• _Given request_:
Show each line from the listing that includes the word "detached".

• _Data in this exercise_:
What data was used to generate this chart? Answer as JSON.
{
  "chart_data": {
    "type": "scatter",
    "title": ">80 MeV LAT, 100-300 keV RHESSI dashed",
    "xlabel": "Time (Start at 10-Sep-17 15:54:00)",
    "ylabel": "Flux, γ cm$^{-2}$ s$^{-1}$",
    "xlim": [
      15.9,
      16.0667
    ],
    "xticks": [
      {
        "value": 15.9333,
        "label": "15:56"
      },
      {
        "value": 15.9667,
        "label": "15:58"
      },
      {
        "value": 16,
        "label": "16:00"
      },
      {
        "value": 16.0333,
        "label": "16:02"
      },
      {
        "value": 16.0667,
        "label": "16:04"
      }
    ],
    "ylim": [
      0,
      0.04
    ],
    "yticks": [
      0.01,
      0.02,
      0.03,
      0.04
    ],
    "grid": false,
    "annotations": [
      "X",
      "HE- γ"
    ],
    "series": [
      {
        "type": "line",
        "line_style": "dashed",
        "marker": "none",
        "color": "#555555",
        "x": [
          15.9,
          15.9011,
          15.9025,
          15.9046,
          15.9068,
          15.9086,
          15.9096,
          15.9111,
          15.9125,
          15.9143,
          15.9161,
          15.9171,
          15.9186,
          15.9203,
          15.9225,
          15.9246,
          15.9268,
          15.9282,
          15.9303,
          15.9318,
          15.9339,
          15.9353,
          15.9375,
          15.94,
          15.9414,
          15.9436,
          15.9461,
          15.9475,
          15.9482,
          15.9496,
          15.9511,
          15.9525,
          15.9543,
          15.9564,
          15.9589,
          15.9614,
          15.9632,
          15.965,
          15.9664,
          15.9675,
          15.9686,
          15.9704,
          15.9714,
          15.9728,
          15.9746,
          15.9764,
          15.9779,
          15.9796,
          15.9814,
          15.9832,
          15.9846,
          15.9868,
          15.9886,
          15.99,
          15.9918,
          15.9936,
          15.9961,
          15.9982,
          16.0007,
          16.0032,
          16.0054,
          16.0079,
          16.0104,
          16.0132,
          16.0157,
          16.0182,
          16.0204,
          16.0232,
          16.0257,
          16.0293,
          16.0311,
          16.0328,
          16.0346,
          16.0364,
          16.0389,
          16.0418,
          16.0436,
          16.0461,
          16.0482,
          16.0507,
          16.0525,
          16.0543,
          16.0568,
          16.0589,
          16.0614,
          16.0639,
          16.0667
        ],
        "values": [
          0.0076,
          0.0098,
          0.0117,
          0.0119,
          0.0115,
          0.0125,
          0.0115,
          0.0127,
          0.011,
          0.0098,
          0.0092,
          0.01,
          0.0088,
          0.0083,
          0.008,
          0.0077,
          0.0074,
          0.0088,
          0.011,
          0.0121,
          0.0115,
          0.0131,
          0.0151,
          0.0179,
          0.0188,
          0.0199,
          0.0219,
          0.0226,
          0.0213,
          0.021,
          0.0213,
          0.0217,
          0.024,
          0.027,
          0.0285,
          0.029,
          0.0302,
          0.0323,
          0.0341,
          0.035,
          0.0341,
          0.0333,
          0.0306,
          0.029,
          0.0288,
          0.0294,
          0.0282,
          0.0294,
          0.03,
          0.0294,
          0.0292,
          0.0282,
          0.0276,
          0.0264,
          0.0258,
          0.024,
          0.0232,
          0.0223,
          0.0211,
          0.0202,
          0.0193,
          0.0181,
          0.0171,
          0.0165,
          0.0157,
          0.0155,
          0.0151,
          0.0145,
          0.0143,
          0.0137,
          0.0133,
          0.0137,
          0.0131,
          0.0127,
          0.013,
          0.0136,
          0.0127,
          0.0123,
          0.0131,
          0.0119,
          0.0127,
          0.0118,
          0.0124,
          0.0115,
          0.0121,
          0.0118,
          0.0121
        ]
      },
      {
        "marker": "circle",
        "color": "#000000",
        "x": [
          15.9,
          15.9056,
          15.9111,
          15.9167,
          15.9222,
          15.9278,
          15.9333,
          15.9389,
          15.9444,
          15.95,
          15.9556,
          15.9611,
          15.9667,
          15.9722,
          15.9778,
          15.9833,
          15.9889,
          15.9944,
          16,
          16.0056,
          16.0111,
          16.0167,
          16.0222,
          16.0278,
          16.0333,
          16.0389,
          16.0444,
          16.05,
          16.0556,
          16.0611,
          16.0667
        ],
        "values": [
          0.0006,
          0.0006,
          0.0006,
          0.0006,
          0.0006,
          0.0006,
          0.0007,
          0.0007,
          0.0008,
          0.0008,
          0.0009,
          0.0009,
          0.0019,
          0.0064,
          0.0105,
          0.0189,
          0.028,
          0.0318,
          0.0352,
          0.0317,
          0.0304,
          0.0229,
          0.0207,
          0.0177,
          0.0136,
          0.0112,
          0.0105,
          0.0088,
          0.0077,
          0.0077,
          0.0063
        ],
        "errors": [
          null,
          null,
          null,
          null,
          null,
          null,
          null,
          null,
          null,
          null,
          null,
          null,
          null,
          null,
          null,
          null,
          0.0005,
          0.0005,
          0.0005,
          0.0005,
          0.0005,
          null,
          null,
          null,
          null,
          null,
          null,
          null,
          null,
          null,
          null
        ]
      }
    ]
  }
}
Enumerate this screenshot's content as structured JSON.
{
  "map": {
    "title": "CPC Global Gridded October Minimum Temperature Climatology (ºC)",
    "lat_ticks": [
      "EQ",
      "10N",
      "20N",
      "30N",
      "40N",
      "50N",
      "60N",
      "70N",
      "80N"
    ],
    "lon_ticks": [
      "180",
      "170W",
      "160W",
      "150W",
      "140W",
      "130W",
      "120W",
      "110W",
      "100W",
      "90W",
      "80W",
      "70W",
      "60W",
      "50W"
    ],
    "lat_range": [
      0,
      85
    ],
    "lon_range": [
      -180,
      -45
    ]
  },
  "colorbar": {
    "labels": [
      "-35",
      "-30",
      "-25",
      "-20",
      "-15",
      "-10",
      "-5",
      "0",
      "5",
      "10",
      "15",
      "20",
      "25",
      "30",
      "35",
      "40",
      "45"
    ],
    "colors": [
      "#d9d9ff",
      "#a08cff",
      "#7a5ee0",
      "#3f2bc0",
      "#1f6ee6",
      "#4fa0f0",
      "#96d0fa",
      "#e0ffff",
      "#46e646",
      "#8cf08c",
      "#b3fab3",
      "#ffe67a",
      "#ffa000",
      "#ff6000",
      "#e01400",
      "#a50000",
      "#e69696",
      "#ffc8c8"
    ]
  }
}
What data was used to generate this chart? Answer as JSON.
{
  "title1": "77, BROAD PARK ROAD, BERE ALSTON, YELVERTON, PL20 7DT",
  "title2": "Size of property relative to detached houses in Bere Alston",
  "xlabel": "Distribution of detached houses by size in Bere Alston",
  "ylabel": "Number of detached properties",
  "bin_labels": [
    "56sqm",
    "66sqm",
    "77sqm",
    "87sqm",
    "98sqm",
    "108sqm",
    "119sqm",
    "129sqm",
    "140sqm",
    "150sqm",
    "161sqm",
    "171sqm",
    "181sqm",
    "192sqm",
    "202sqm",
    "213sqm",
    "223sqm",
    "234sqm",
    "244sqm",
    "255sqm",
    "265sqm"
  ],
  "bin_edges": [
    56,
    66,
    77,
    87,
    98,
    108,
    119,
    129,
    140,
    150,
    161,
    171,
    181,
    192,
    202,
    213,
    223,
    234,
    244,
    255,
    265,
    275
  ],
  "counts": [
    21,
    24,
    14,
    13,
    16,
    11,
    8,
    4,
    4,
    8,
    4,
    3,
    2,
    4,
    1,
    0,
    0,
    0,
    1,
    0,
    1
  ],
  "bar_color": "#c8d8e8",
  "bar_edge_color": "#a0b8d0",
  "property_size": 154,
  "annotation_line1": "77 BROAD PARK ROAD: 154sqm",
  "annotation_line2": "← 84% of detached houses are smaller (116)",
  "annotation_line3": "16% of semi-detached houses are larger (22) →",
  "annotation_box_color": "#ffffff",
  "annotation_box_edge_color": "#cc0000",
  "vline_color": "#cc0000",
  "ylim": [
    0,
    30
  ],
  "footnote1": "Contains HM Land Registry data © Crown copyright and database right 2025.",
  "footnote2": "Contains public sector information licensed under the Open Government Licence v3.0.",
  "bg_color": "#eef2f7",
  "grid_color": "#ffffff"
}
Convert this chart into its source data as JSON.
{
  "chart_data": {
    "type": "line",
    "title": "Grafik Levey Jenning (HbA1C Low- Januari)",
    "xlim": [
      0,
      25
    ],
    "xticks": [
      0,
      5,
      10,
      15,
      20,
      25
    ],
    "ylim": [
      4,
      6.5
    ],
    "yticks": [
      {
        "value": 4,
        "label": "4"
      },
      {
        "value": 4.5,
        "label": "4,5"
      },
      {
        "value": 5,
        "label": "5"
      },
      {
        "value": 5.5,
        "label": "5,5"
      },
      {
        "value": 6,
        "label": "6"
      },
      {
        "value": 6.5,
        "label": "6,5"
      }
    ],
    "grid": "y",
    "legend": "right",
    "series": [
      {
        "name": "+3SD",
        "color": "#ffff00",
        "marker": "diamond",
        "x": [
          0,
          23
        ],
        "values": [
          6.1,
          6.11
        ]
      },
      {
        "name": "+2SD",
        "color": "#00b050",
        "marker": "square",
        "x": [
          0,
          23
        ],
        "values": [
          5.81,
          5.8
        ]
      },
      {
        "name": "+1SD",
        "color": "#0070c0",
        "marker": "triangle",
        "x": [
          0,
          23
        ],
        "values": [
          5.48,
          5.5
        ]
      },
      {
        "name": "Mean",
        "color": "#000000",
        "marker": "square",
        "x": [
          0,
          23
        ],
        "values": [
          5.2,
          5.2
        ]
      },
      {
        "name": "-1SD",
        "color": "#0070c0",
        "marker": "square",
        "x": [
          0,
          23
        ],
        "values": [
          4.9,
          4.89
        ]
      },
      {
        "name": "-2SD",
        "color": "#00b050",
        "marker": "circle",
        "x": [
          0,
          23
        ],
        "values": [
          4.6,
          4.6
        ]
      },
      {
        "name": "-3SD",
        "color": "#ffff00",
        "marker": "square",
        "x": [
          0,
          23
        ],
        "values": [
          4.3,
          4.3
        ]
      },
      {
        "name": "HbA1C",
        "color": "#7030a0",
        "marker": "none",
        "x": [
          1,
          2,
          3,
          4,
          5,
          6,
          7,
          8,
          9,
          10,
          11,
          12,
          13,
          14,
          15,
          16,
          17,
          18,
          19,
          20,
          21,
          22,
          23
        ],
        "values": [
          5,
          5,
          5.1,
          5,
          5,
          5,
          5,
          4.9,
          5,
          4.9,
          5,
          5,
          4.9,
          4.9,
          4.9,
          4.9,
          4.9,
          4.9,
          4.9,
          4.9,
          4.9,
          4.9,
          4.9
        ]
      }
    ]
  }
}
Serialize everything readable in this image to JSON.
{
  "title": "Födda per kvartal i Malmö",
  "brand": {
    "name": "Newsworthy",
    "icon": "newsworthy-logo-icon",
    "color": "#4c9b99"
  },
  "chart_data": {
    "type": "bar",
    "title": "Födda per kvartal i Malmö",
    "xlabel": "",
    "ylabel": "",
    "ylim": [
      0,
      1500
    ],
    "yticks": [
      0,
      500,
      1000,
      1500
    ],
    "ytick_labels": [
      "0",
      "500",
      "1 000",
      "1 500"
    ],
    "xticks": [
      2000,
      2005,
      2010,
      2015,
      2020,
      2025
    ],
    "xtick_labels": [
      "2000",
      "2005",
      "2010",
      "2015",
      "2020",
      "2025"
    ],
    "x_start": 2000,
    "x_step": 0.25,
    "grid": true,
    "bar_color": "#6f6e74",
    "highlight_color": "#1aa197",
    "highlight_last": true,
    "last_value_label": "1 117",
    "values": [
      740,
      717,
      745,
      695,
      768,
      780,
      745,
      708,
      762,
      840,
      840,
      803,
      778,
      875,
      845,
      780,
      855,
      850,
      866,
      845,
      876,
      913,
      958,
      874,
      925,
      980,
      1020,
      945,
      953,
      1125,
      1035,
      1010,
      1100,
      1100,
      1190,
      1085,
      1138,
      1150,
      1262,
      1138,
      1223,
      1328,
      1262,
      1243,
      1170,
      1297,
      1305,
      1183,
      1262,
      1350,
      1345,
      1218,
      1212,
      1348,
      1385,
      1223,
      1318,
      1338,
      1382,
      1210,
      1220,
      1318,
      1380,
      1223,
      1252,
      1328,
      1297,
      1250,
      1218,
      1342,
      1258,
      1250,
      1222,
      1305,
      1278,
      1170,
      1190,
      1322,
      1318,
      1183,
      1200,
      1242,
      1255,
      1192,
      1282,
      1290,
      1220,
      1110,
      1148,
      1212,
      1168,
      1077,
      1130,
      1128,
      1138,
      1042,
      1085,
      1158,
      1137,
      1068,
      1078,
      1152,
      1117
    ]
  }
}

• _Solution to the exercise_:
  "title2": "Size of property relative to detached houses in Bere Alston",
  "xlabel": "Distribution of detached houses by size in Bere Alston",
  "ylabel": "Number of detached properties",
  "annotation_line2": "← 84% of detached houses are smaller (116)",
  "annotation_line3": "16% of semi-detached houses are larger (22) →",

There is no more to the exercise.